**TASK GOAL:** Copy every line from the records that holds the word "para".

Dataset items
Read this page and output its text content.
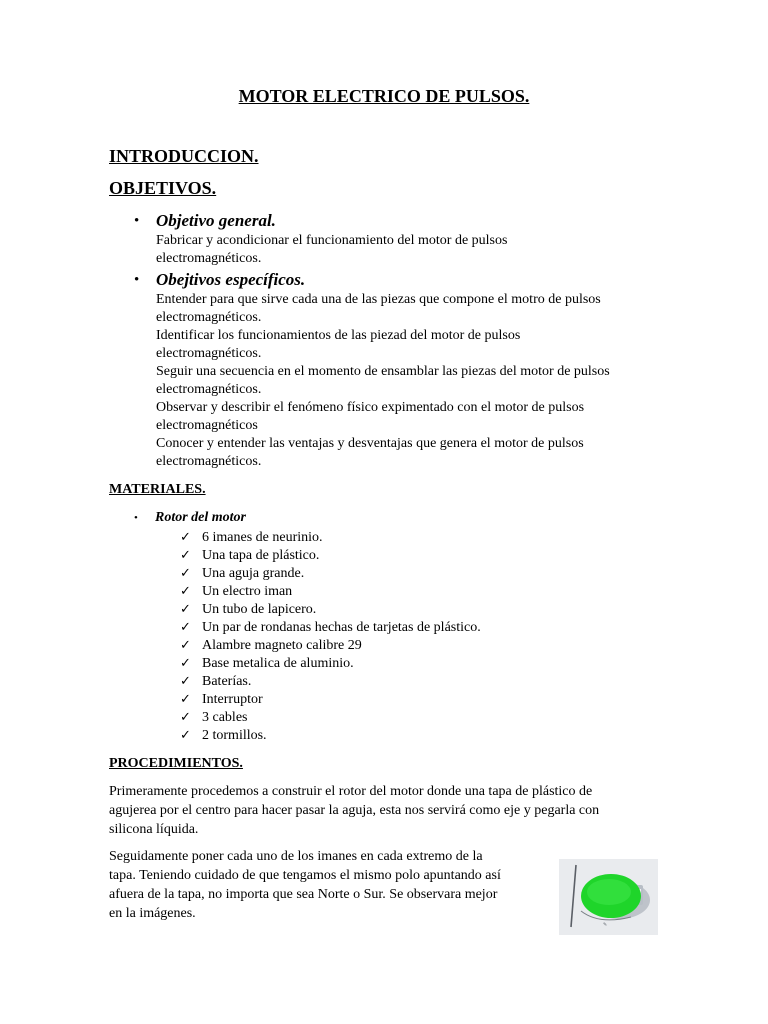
MOTOR ELECTRICO DE PULSOS.
INTRODUCCION.
OBJETIVOS.
• Objetivo general.
Fabricar y acondicionar el funcionamiento del motor de pulsos
electromagnéticos.
• Obejtivos específicos.
Entender para que sirve cada una de las piezas que compone el motro de pulsos
electromagnéticos.
Identificar los funcionamientos de las piezad del motor de pulsos
electromagnéticos.
Seguir una secuencia en el momento de ensamblar las piezas del motor de pulsos
electromagnéticos.
Observar y describir el fenómeno físico expimentado con el motor de pulsos
electromagnéticos
Conocer y entender las ventajas y desventajas que genera el motor de pulsos
electromagnéticos.
MATERIALES.
• Rotor del motor
✓ 6 imanes de neurinio.
✓ Una tapa de plástico.
✓ Una aguja grande.
✓ Un electro iman
✓ Un tubo de lapicero.
✓ Un par de rondanas hechas de tarjetas de plástico.
✓ Alambre magneto calibre 29
✓ Base metalica de aluminio.
✓ Baterías.
✓ Interruptor
✓ 3 cables
✓ 2 tormillos.
PROCEDIMIENTOS.
Primeramente procedemos a construir el rotor del motor donde una tapa de plástico de
agujerea por el centro para hacer pasar la aguja, esta nos servirá como eje y pegarla con
silicona líquida.
Seguidamente poner cada uno de los imanes en cada extremo de la
tapa. Teniendo cuidado de que tengamos el mismo polo apuntando así
afuera de la tapa, no importa que sea Norte o Sur. Se observara mejor
en la imágenes.
✎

**EXERCISE SOLUTION:**
Entender para que sirve cada una de las piezas que compone el motro de pulsos
agujerea por el centro para hacer pasar la aguja, esta nos servirá como eje y pegarla con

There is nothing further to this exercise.